=== Written task ===
Return the data exactly, with all pictures removed.

↓↓↓

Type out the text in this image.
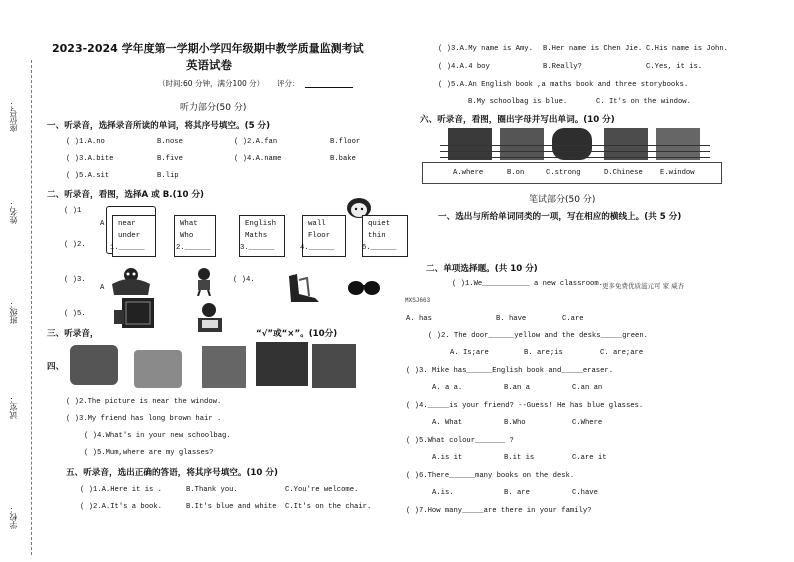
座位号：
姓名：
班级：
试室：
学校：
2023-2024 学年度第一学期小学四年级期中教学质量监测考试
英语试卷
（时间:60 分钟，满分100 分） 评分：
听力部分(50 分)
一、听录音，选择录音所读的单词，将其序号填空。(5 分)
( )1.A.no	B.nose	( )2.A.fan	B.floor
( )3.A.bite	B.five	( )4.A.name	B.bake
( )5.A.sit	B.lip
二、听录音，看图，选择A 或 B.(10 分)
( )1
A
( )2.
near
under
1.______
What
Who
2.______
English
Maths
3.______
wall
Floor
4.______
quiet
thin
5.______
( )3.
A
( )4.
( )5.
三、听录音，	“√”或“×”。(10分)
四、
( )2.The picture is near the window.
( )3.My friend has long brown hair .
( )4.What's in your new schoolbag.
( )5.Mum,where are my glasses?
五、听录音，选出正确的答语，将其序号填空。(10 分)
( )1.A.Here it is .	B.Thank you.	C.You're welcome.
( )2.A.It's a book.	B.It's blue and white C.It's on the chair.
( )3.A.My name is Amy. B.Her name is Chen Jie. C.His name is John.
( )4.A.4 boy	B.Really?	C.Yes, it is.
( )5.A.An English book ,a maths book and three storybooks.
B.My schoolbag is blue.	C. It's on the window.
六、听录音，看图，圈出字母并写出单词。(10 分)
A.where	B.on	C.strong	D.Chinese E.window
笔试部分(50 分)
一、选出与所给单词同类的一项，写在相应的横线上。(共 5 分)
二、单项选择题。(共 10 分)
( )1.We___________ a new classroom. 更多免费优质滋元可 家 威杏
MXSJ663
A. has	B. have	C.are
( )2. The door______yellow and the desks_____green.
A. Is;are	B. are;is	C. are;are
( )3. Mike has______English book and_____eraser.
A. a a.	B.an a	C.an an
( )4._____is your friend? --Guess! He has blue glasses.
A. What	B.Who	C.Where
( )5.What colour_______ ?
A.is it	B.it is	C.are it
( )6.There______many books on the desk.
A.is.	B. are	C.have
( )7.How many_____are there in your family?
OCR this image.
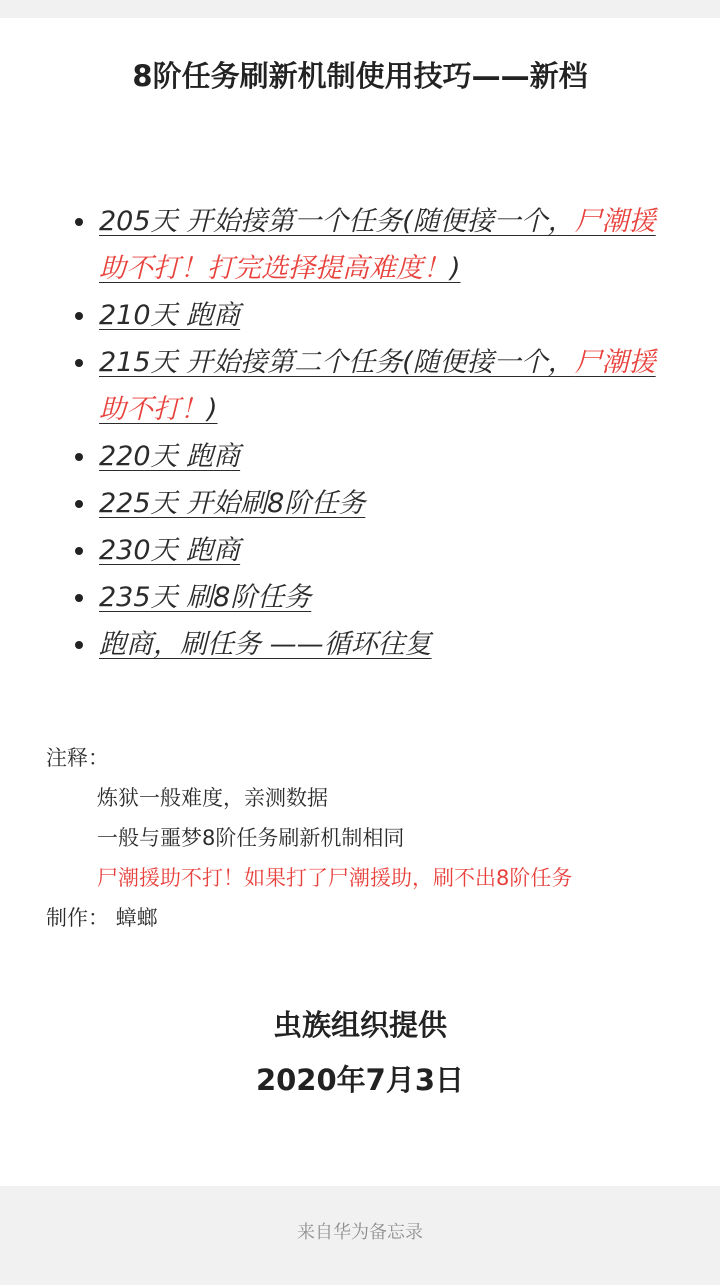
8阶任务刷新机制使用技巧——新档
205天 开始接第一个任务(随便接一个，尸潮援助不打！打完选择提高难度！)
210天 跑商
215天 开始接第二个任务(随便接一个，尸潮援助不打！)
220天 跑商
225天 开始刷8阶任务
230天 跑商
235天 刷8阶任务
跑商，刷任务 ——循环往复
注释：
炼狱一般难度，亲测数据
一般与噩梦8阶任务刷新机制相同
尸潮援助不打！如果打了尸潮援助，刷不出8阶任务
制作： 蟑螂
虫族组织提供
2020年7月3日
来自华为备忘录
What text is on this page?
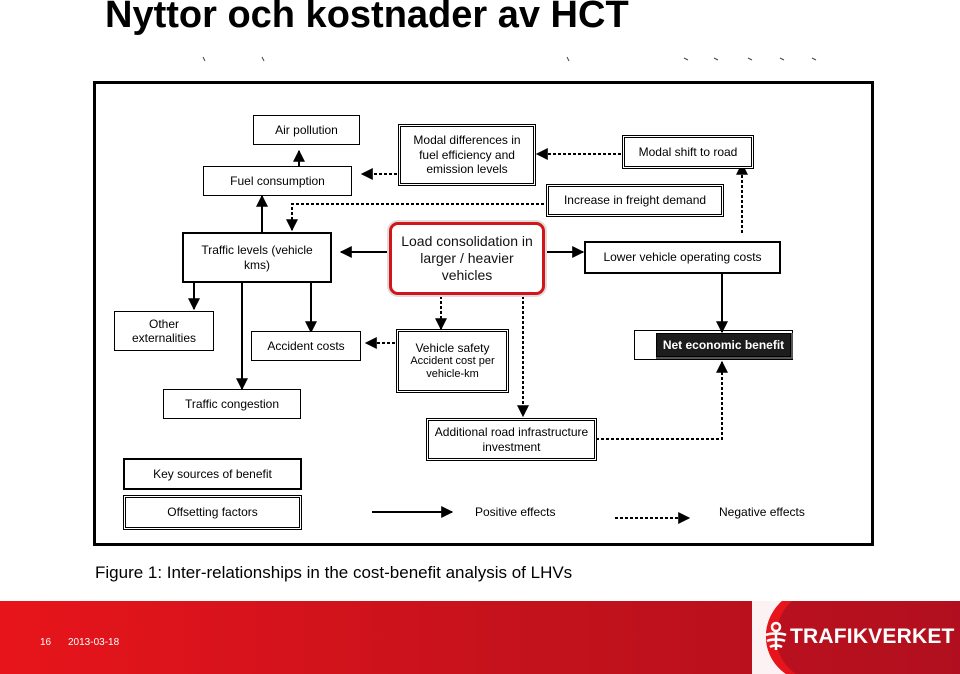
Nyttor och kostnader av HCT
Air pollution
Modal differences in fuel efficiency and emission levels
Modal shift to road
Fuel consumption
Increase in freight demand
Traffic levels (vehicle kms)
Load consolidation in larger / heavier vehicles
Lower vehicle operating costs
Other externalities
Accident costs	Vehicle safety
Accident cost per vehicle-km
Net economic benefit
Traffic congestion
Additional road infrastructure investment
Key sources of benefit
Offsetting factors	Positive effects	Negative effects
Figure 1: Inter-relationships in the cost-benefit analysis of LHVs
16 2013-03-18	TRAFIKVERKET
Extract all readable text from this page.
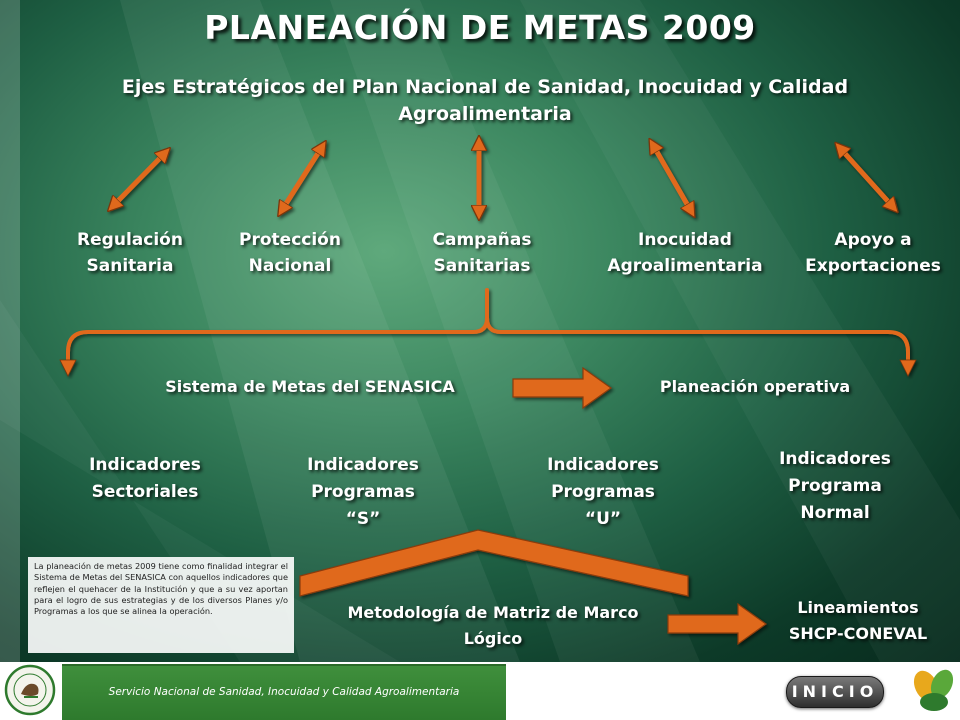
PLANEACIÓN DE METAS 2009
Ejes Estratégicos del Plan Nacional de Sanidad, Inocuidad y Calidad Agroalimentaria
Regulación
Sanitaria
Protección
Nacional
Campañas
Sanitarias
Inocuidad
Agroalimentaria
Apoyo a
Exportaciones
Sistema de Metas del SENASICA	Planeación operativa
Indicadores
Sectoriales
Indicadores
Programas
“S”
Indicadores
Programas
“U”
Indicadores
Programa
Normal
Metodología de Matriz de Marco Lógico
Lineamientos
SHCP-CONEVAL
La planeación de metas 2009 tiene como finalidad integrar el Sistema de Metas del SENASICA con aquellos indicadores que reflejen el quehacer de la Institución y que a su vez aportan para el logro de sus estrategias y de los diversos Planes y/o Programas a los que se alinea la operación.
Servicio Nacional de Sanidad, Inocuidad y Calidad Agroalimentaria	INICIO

↑↑↑

=== Output for this exercise ===
Type out the text in this image.
座位号：
姓名：
班级：
试室：
学校：
2023-2024 学年度第一学期小学四年级期中教学质量监测考试
英语试卷
（时间:60 分钟，满分100 分） 评分：
听力部分(50 分)
一、听录音，选择录音所读的单词，将其序号填空。(5 分)
( )1.A.no	B.nose	( )2.A.fan	B.floor
( )3.A.bite	B.five	( )4.A.name	B.bake
( )5.A.sit	B.lip
二、听录音，看图，选择A 或 B.(10 分)
( )1
A
( )2.
near
under
1.______
What
Who
2.______
English
Maths
3.______
wall
Floor
4.______
quiet
thin
5.______
( )3.
A
( )4.
( )5.
三、听录音，	“√”或“×”。(10分)
四、
( )2.The picture is near the window.
( )3.My friend has long brown hair .
( )4.What's in your new schoolbag.
( )5.Mum,where are my glasses?
五、听录音，选出正确的答语，将其序号填空。(10 分)
( )1.A.Here it is .	B.Thank you.	C.You're welcome.
( )2.A.It's a book.	B.It's blue and white C.It's on the chair.
( )3.A.My name is Amy. B.Her name is Chen Jie. C.His name is John.
( )4.A.4 boy	B.Really?	C.Yes, it is.
( )5.A.An English book ,a maths book and three storybooks.
B.My schoolbag is blue.	C. It's on the window.
六、听录音，看图，圈出字母并写出单词。(10 分)
A.where	B.on	C.strong	D.Chinese E.window
笔试部分(50 分)
一、选出与所给单词同类的一项，写在相应的横线上。(共 5 分)
二、单项选择题。(共 10 分)
( )1.We___________ a new classroom. 更多免费优质滋元可 家 威杏
MXSJ663
A. has	B. have	C.are
( )2. The door______yellow and the desks_____green.
A. Is;are	B. are;is	C. are;are
( )3. Mike has______English book and_____eraser.
A. a a.	B.an a	C.an an
( )4._____is your friend? --Guess! He has blue glasses.
A. What	B.Who	C.Where
( )5.What colour_______ ?
A.is it	B.it is	C.are it
( )6.There______many books on the desk.
A.is.	B. are	C.have
( )7.How many_____are there in your family?
OCR this image.
8阶任务刷新机制使用技巧——新档
205天 开始接第一个任务(随便接一个，尸潮援助不打！打完选择提高难度！)
210天 跑商
215天 开始接第二个任务(随便接一个，尸潮援助不打！)
220天 跑商
225天 开始刷8阶任务
230天 跑商
235天 刷8阶任务
跑商，刷任务 ——循环往复
注释：
炼狱一般难度，亲测数据
一般与噩梦8阶任务刷新机制相同
尸潮援助不打！如果打了尸潮援助，刷不出8阶任务
制作： 蟑螂
虫族组织提供
2020年7月3日
来自华为备忘录
What text is on this page?
Nyttor och kostnader av HCT
Air pollution
Modal differences in fuel efficiency and emission levels
Modal shift to road
Fuel consumption
Increase in freight demand
Traffic levels (vehicle kms)
Load consolidation in larger / heavier vehicles
Lower vehicle operating costs
Other externalities
Accident costs	Vehicle safety
Accident cost per vehicle-km
Net economic benefit
Traffic congestion
Additional road infrastructure investment
Key sources of benefit
Offsetting factors	Positive effects	Negative effects
Figure 1: Inter-relationships in the cost-benefit analysis of LHVs
16 2013-03-18	TRAFIKVERKET
Extract all readable text from this page.
PLANEACIÓN DE METAS 2009
Ejes Estratégicos del Plan Nacional de Sanidad, Inocuidad y Calidad Agroalimentaria
Regulación
Sanitaria
Protección
Nacional
Campañas
Sanitarias
Inocuidad
Agroalimentaria
Apoyo a
Exportaciones
Sistema de Metas del SENASICA	Planeación operativa
Indicadores
Sectoriales
Indicadores
Programas
“S”
Indicadores
Programas
“U”
Indicadores
Programa
Normal
Metodología de Matriz de Marco Lógico
Lineamientos
SHCP-CONEVAL
La planeación de metas 2009 tiene como finalidad integrar el Sistema de Metas del SENASICA con aquellos indicadores que reflejen el quehacer de la Institución y que a su vez aportan para el logro de sus estrategias y de los diversos Planes y/o Programas a los que se alinea la operación.
Servicio Nacional de Sanidad, Inocuidad y Calidad Agroalimentaria	INICIO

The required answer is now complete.